■ REQUIRED WORK
The listing below should be printed exactly, every line of it. Skip the pictures.

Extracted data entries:
## start

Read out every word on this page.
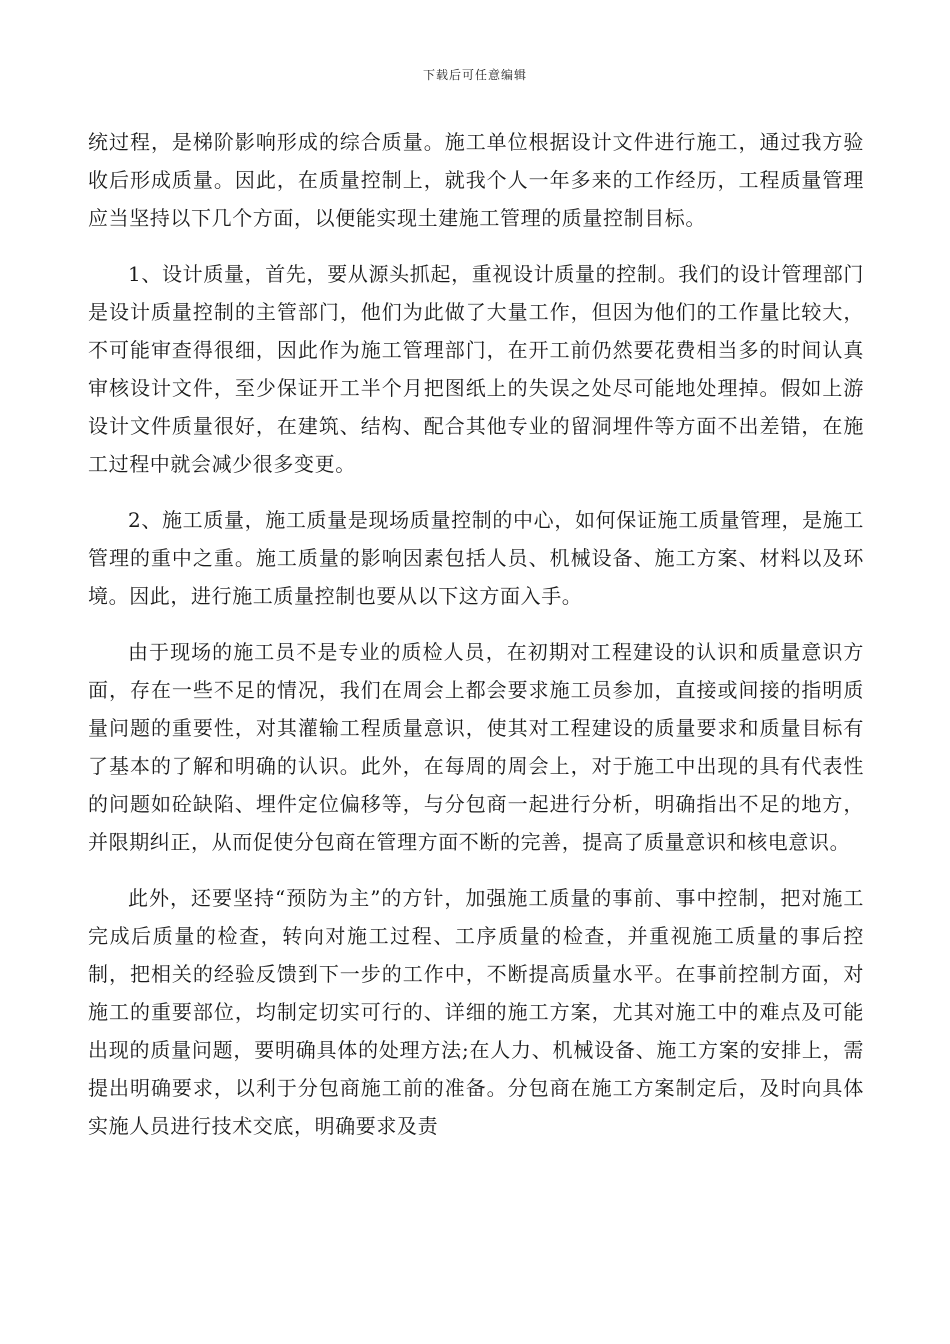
下载后可任意编辑

统过程，是梯阶影响形成的综合质量。施工单位根据设计文件进行施工，通过我方验收后形成质量。因此，在质量控制上，就我个人一年多来的工作经历，工程质量管理应当坚持以下几个方面，以便能实现土建施工管理的质量控制目标。

1、设计质量，首先，要从源头抓起，重视设计质量的控制。我们的设计管理部门是设计质量控制的主管部门，他们为此做了大量工作，但因为他们的工作量比较大，不可能审查得很细，因此作为施工管理部门，在开工前仍然要花费相当多的时间认真审核设计文件，至少保证开工半个月把图纸上的失误之处尽可能地处理掉。假如上游设计文件质量很好，在建筑、结构、配合其他专业的留洞埋件等方面不出差错，在施工过程中就会减少很多变更。

2、施工质量，施工质量是现场质量控制的中心，如何保证施工质量管理，是施工管理的重中之重。施工质量的影响因素包括人员、机械设备、施工方案、材料以及环境。因此，进行施工质量控制也要从以下这方面入手。

由于现场的施工员不是专业的质检人员，在初期对工程建设的认识和质量意识方面，存在一些不足的情况，我们在周会上都会要求施工员参加，直接或间接的指明质量问题的重要性，对其灌输工程质量意识，使其对工程建设的质量要求和质量目标有了基本的了解和明确的认识。此外，在每周的周会上，对于施工中出现的具有代表性的问题如砼缺陷、埋件定位偏移等，与分包商一起进行分析，明确指出不足的地方，并限期纠正，从而促使分包商在管理方面不断的完善，提高了质量意识和核电意识。

此外，还要坚持“预防为主”的方针，加强施工质量的事前、事中控制，把对施工完成后质量的检查，转向对施工过程、工序质量的检查，并重视施工质量的事后控制，把相关的经验反馈到下一步的工作中，不断提高质量水平。在事前控制方面，对施工的重要部位，均制定切实可行的、详细的施工方案，尤其对施工中的难点及可能出现的质量问题，要明确具体的处理方法;在人力、机械设备、施工方案的安排上，需提出明确要求，以利于分包商施工前的准备。分包商在施工方案制定后，及时向具体实施人员进行技术交底，明确要求及责
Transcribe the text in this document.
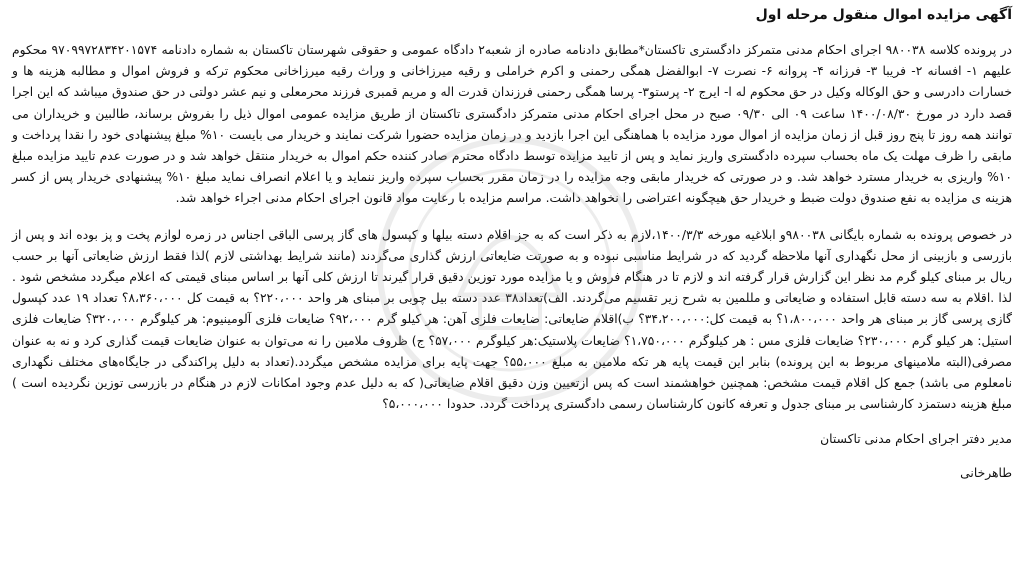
آگهی مزایده اموال منقول مرحله اول

در پرونده کلاسه ۹۸۰۰۳۸ اجرای احکام مدنی متمرکز دادگستری تاکستان*مطابق دادنامه صادره از شعبه۲ دادگاه عمومی و حقوقی شهرستان تاکستان به شماره دادنامه ۹۷۰۹۹۷۲۸۳۴۲۰۱۵۷۴ محکوم علیهم ۱- افسانه ۲- فریبا ۳- فرزانه ۴- پروانه ۶- نصرت ۷- ابوالفضل همگی رحمنی و اکرم خراملی و رقیه میرزاخانی و وراث رقیه میرزاخانی محکوم ترکه و فروش اموال و مطالبه هزینه ها و خسارات دادرسی و حق الوکاله وکیل در حق محکوم له ا- ایرج ۲- پرستو۳- پرسا همگی رحمنی فرزندان قدرت اله و مریم قمبری فرزند محرمعلی و نیم عشر دولتی در حق صندوق میباشد که این اجرا قصد دارد در مورخ ۱۴۰۰/۰۸/۳۰ ساعت ۰۹ الی ۰۹/۳۰ صبح در محل اجرای احکام مدنی متمرکز دادگستری تاکستان از طریق مزایده عمومی اموال ذیل را بفروش برساند، طالبین و خریداران می توانند همه روز تا پنج روز قبل از زمان مزایده از اموال مورد مزایده با هماهنگی این اجرا بازدید و در زمان مزایده حضورا شرکت نمایند و خریدار می بایست ۱۰% مبلغ پیشنهادی خود را نقدا پرداخت و مابقی را ظرف مهلت یک ماه بحساب سپرده دادگستری واریز نماید و پس از تایید مزایده توسط دادگاه محترم صادر کننده حکم اموال به خریدار منتقل خواهد شد و در صورت عدم تایید مزایده مبلغ ۱۰% واریزی به خریدار مسترد خواهد شد. و در صورتی که خریدار مابقی وجه مزایده را در زمان مقرر بحساب سپرده واریز ننماید و یا اعلام انصراف نماید مبلغ ۱۰% پیشنهادی خریدار پس از کسر هزینه ی مزایده به نفع صندوق دولت ضبط و خریدار حق هیچگونه اعتراضی را نخواهد داشت. مراسم مزایده با رعایت مواد قانون اجرای احکام مدنی اجراء خواهد شد.

در خصوص پرونده به شماره بایگانی ۹۸۰۰۳۸و ابلاغیه مورخه ۱۴۰۰/۳/۳،لازم به ذکر است که به جز اقلام دسته بیلها و کپسول های گاز پرسی الباقی اجناس در زمره لوازم پخت و پز بوده اند و پس از بازرسی و بازبینی از محل نگهداری آنها ملاحظه گردید که در شرایط مناسبی نبوده و به صورتت ضایعاتی ارزش گذاری می‌گردند (مانند شرایط بهداشتی لازم )لذا فقط ارزش ضایعاتی آنها بر حسب ریال بر مبنای کیلو گرم مد نظر این گزارش قرار گرفته اند و لازم تا در هنگام فروش و یا مزایده مورد توزین دقیق قرار گیرند تا ارزش کلی آنها بر اساس مبنای قیمتی که اعلام میگردد مشخص شود . لذا .اقلام به سه دسته قابل استفاده و ضایعاتی و مللمین به شرح زیر تقسیم می‌گردند. الف)تعداد۳۸ عدد دسته بیل چوبی بر مبنای هر واحد ۲۲۰،۰۰۰؟ به قیمت کل ۸،۳۶۰،۰۰۰؟ تعداد ۱۹ عدد کپسول گازی پرسی گاز بر مبنای هر واحد ۱،۸۰۰،۰۰۰؟ به قیمت کل:۳۴،۲۰۰،۰۰۰؟ ب)اقلام ضایعاتی: ضایعات فلزی آهن: هر کیلو گرم ۹۲،۰۰۰؟ ضایعات فلزی آلومینیوم: هر کیلوگرم ۳۲۰،۰۰۰؟ ضایعات فلزی استیل: هر کیلو گرم ۲۳۰،۰۰۰؟ ضایعات فلزی مس : هر کیلوگرم ۱،۷۵۰،۰۰۰؟ ضایعات پلاستیک:هر کیلوگرم ۵۷،۰۰۰؟ ج) ظروف ملامین را نه می‌توان به عنوان ضایعات قیمت گذاری کرد و نه به عنوان مصرفی(البته ملامینهای مربوط به این پرونده) بنابر این قیمت پایه هر تکه ملامین به مبلغ ۵۵،۰۰۰؟ جهت پایه برای مزایده مشخص میگردد.(تعداد به دلیل پراکندگی در جایگاه‌های مختلف نگهداری نامعلوم می باشد) جمع کل اقلام قیمت مشخص: همچنین خواهشمند است که پس ازتعیین وزن دقیق اقلام ضایعاتی( که به دلیل عدم وجود امکانات لازم در هنگام در بازرسی توزین نگردیده است ) مبلغ هزینه دستمزد کارشناسی بر مبنای جدول و تعرفه کانون کارشناسان رسمی دادگستری پرداخت گردد. حدودا ۵،۰۰۰،۰۰۰؟

مدیر دفتر اجرای احکام مدنی تاکستان
طاهرخانی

## end

■ EXPECTED ANSWER
Read out every word on this page.
下载后可任意编辑

统过程，是梯阶影响形成的综合质量。施工单位根据设计文件进行施工，通过我方验收后形成质量。因此，在质量控制上，就我个人一年多来的工作经历，工程质量管理应当坚持以下几个方面，以便能实现土建施工管理的质量控制目标。

1、设计质量，首先，要从源头抓起，重视设计质量的控制。我们的设计管理部门是设计质量控制的主管部门，他们为此做了大量工作，但因为他们的工作量比较大，不可能审查得很细，因此作为施工管理部门，在开工前仍然要花费相当多的时间认真审核设计文件，至少保证开工半个月把图纸上的失误之处尽可能地处理掉。假如上游设计文件质量很好，在建筑、结构、配合其他专业的留洞埋件等方面不出差错，在施工过程中就会减少很多变更。

2、施工质量，施工质量是现场质量控制的中心，如何保证施工质量管理，是施工管理的重中之重。施工质量的影响因素包括人员、机械设备、施工方案、材料以及环境。因此，进行施工质量控制也要从以下这方面入手。

由于现场的施工员不是专业的质检人员，在初期对工程建设的认识和质量意识方面，存在一些不足的情况，我们在周会上都会要求施工员参加，直接或间接的指明质量问题的重要性，对其灌输工程质量意识，使其对工程建设的质量要求和质量目标有了基本的了解和明确的认识。此外，在每周的周会上，对于施工中出现的具有代表性的问题如砼缺陷、埋件定位偏移等，与分包商一起进行分析，明确指出不足的地方，并限期纠正，从而促使分包商在管理方面不断的完善，提高了质量意识和核电意识。

此外，还要坚持“预防为主”的方针，加强施工质量的事前、事中控制，把对施工完成后质量的检查，转向对施工过程、工序质量的检查，并重视施工质量的事后控制，把相关的经验反馈到下一步的工作中，不断提高质量水平。在事前控制方面，对施工的重要部位，均制定切实可行的、详细的施工方案，尤其对施工中的难点及可能出现的质量问题，要明确具体的处理方法;在人力、机械设备、施工方案的安排上，需提出明确要求，以利于分包商施工前的准备。分包商在施工方案制定后，及时向具体实施人员进行技术交底，明确要求及责
Transcribe the text in this document.
آگهی مزایده اموال منقول مرحله اول

در پرونده کلاسه ۹۸۰۰۳۸ اجرای احکام مدنی متمرکز دادگستری تاکستان*مطابق دادنامه صادره از شعبه۲ دادگاه عمومی و حقوقی شهرستان تاکستان به شماره دادنامه ۹۷۰۹۹۷۲۸۳۴۲۰۱۵۷۴ محکوم علیهم ۱- افسانه ۲- فریبا ۳- فرزانه ۴- پروانه ۶- نصرت ۷- ابوالفضل همگی رحمنی و اکرم خراملی و رقیه میرزاخانی و وراث رقیه میرزاخانی محکوم ترکه و فروش اموال و مطالبه هزینه ها و خسارات دادرسی و حق الوکاله وکیل در حق محکوم له ا- ایرج ۲- پرستو۳- پرسا همگی رحمنی فرزندان قدرت اله و مریم قمبری فرزند محرمعلی و نیم عشر دولتی در حق صندوق میباشد که این اجرا قصد دارد در مورخ ۱۴۰۰/۰۸/۳۰ ساعت ۰۹ الی ۰۹/۳۰ صبح در محل اجرای احکام مدنی متمرکز دادگستری تاکستان از طریق مزایده عمومی اموال ذیل را بفروش برساند، طالبین و خریداران می توانند همه روز تا پنج روز قبل از زمان مزایده از اموال مورد مزایده با هماهنگی این اجرا بازدید و در زمان مزایده حضورا شرکت نمایند و خریدار می بایست ۱۰% مبلغ پیشنهادی خود را نقدا پرداخت و مابقی را ظرف مهلت یک ماه بحساب سپرده دادگستری واریز نماید و پس از تایید مزایده توسط دادگاه محترم صادر کننده حکم اموال به خریدار منتقل خواهد شد و در صورت عدم تایید مزایده مبلغ ۱۰% واریزی به خریدار مسترد خواهد شد. و در صورتی که خریدار مابقی وجه مزایده را در زمان مقرر بحساب سپرده واریز ننماید و یا اعلام انصراف نماید مبلغ ۱۰% پیشنهادی خریدار پس از کسر هزینه ی مزایده به نفع صندوق دولت ضبط و خریدار حق هیچگونه اعتراضی را نخواهد داشت. مراسم مزایده با رعایت مواد قانون اجرای احکام مدنی اجراء خواهد شد.

در خصوص پرونده به شماره بایگانی ۹۸۰۰۳۸و ابلاغیه مورخه ۱۴۰۰/۳/۳،لازم به ذکر است که به جز اقلام دسته بیلها و کپسول های گاز پرسی الباقی اجناس در زمره لوازم پخت و پز بوده اند و پس از بازرسی و بازبینی از محل نگهداری آنها ملاحظه گردید که در شرایط مناسبی نبوده و به صورتت ضایعاتی ارزش گذاری می‌گردند (مانند شرایط بهداشتی لازم )لذا فقط ارزش ضایعاتی آنها بر حسب ریال بر مبنای کیلو گرم مد نظر این گزارش قرار گرفته اند و لازم تا در هنگام فروش و یا مزایده مورد توزین دقیق قرار گیرند تا ارزش کلی آنها بر اساس مبنای قیمتی که اعلام میگردد مشخص شود . لذا .اقلام به سه دسته قابل استفاده و ضایعاتی و مللمین به شرح زیر تقسیم می‌گردند. الف)تعداد۳۸ عدد دسته بیل چوبی بر مبنای هر واحد ۲۲۰،۰۰۰؟ به قیمت کل ۸،۳۶۰،۰۰۰؟ تعداد ۱۹ عدد کپسول گازی پرسی گاز بر مبنای هر واحد ۱،۸۰۰،۰۰۰؟ به قیمت کل:۳۴،۲۰۰،۰۰۰؟ ب)اقلام ضایعاتی: ضایعات فلزی آهن: هر کیلو گرم ۹۲،۰۰۰؟ ضایعات فلزی آلومینیوم: هر کیلوگرم ۳۲۰،۰۰۰؟ ضایعات فلزی استیل: هر کیلو گرم ۲۳۰،۰۰۰؟ ضایعات فلزی مس : هر کیلوگرم ۱،۷۵۰،۰۰۰؟ ضایعات پلاستیک:هر کیلوگرم ۵۷،۰۰۰؟ ج) ظروف ملامین را نه می‌توان به عنوان ضایعات قیمت گذاری کرد و نه به عنوان مصرفی(البته ملامینهای مربوط به این پرونده) بنابر این قیمت پایه هر تکه ملامین به مبلغ ۵۵،۰۰۰؟ جهت پایه برای مزایده مشخص میگردد.(تعداد به دلیل پراکندگی در جایگاه‌های مختلف نگهداری نامعلوم می باشد) جمع کل اقلام قیمت مشخص: همچنین خواهشمند است که پس ازتعیین وزن دقیق اقلام ضایعاتی( که به دلیل عدم وجود امکانات لازم در هنگام در بازرسی توزین نگردیده است ) مبلغ هزینه دستمزد کارشناسی بر مبنای جدول و تعرفه کانون کارشناسان رسمی دادگستری پرداخت گردد. حدودا ۵،۰۰۰،۰۰۰؟

مدیر دفتر اجرای احکام مدنی تاکستان
طاهرخانی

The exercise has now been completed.